■ What to do: Within the listing below, locate all lines containing the word "commune". Copy each one.
>>>>
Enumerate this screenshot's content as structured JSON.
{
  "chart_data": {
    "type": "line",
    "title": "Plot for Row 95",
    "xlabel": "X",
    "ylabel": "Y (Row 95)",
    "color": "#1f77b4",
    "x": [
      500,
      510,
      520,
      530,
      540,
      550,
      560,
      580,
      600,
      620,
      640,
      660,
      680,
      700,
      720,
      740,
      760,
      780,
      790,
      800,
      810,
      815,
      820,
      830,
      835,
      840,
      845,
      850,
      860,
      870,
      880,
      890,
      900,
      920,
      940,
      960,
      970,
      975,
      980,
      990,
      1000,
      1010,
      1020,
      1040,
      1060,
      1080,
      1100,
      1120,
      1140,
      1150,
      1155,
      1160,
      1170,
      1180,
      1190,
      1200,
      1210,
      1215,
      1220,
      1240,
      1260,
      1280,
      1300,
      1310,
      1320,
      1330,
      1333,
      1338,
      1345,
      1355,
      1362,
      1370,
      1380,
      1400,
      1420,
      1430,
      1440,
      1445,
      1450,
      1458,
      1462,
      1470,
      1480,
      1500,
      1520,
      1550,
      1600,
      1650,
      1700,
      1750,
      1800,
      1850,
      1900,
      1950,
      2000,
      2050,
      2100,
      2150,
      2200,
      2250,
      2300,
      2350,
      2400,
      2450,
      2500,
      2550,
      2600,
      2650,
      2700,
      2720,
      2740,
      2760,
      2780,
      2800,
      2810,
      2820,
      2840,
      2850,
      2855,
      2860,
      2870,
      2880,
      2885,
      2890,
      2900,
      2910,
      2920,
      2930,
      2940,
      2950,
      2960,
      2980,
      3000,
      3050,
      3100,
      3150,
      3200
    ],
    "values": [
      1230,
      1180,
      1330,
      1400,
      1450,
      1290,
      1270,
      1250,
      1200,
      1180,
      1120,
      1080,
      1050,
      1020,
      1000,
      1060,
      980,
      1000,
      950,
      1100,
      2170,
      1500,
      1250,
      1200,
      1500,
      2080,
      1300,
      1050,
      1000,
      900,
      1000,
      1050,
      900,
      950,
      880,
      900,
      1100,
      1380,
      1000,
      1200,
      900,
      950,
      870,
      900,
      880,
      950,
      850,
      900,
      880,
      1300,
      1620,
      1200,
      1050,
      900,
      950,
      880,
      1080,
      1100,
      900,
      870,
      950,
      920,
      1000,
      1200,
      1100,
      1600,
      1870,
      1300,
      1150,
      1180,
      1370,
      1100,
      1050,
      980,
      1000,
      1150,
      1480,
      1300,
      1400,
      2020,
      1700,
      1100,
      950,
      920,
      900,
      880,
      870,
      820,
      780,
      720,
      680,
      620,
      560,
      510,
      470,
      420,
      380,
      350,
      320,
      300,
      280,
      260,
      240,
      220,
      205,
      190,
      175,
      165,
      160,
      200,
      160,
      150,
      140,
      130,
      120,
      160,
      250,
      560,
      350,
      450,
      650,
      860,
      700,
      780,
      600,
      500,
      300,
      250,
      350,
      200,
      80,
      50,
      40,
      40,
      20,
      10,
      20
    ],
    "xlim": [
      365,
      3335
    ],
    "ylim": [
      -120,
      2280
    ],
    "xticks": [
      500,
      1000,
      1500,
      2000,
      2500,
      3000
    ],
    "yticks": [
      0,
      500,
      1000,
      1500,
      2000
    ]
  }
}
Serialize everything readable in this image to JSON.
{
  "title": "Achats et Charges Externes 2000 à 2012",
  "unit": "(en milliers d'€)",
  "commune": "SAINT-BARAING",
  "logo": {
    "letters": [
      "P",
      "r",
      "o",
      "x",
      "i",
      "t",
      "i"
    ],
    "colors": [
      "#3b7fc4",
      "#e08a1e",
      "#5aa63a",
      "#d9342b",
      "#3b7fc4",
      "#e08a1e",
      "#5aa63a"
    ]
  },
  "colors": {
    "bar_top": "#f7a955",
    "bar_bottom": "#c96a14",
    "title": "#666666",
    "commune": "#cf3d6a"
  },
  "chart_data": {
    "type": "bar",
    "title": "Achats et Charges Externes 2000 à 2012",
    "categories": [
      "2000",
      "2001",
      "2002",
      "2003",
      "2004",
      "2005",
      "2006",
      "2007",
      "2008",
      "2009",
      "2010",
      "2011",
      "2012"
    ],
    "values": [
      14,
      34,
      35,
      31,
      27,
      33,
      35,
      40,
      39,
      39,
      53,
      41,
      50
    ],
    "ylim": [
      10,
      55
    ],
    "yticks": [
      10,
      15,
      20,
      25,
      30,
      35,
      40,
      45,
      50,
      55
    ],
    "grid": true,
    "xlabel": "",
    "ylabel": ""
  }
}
<<<<
■ Response to this exercise:
  "commune": "SAINT-BARAING",
    "commune": "#cf3d6a"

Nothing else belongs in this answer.